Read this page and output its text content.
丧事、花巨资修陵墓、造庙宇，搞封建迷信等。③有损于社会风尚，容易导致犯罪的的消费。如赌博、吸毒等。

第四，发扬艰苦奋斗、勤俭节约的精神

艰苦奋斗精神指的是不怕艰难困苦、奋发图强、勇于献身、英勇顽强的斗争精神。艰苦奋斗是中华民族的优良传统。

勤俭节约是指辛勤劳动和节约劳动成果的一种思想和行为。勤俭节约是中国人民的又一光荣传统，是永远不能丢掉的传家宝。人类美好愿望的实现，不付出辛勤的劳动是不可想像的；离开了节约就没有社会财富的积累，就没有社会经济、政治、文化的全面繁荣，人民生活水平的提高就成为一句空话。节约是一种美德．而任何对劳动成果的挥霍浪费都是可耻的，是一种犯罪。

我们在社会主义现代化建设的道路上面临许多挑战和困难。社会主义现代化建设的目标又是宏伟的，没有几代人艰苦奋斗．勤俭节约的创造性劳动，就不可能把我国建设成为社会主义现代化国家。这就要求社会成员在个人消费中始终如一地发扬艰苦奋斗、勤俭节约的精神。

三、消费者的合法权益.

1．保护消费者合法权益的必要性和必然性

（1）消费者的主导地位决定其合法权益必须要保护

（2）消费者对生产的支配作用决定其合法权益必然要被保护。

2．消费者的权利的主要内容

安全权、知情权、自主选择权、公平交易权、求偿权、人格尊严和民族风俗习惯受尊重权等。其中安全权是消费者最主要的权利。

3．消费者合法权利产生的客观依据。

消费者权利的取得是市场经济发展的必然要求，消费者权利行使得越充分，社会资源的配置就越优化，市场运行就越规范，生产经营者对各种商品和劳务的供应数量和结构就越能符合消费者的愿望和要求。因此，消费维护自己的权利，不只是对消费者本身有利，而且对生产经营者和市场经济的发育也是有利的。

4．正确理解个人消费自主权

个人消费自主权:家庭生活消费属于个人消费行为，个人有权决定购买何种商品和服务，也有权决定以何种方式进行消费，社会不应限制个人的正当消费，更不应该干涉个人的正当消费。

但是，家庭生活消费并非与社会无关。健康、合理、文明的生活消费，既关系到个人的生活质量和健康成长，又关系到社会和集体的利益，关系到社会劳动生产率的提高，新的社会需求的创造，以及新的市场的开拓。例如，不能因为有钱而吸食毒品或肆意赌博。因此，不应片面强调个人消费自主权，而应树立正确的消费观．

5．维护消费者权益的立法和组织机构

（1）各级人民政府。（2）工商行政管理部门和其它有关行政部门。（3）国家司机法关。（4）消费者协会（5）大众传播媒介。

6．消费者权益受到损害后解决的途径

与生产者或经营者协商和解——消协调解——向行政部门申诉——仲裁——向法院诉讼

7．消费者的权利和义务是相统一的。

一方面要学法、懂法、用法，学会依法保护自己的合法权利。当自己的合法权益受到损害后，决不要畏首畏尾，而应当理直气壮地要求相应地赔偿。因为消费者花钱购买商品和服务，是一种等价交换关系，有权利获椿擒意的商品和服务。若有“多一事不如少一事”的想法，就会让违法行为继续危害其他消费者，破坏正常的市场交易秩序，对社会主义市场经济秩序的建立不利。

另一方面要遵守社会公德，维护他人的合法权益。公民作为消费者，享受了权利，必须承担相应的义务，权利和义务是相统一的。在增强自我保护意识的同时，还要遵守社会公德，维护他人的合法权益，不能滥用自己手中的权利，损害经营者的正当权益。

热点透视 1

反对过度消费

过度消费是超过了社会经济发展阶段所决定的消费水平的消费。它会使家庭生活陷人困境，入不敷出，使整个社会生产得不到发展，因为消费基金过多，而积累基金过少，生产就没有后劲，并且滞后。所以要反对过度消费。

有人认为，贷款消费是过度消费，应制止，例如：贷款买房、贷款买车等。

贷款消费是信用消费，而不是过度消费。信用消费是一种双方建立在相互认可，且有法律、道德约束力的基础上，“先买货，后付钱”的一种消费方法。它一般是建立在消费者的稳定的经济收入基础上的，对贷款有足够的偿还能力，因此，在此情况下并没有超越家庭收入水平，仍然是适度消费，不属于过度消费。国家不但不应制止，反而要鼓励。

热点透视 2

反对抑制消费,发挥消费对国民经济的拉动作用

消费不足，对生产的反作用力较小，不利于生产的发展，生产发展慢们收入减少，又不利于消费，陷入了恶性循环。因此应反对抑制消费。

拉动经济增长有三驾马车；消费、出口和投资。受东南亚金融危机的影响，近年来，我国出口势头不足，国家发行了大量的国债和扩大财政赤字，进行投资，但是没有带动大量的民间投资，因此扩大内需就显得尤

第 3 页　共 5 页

┄┄┄┄┄┄

Stated problem :: Only the number is wanted: how many lines of the material above include the word "勤俭节约的精神"?

Expected answer :: 2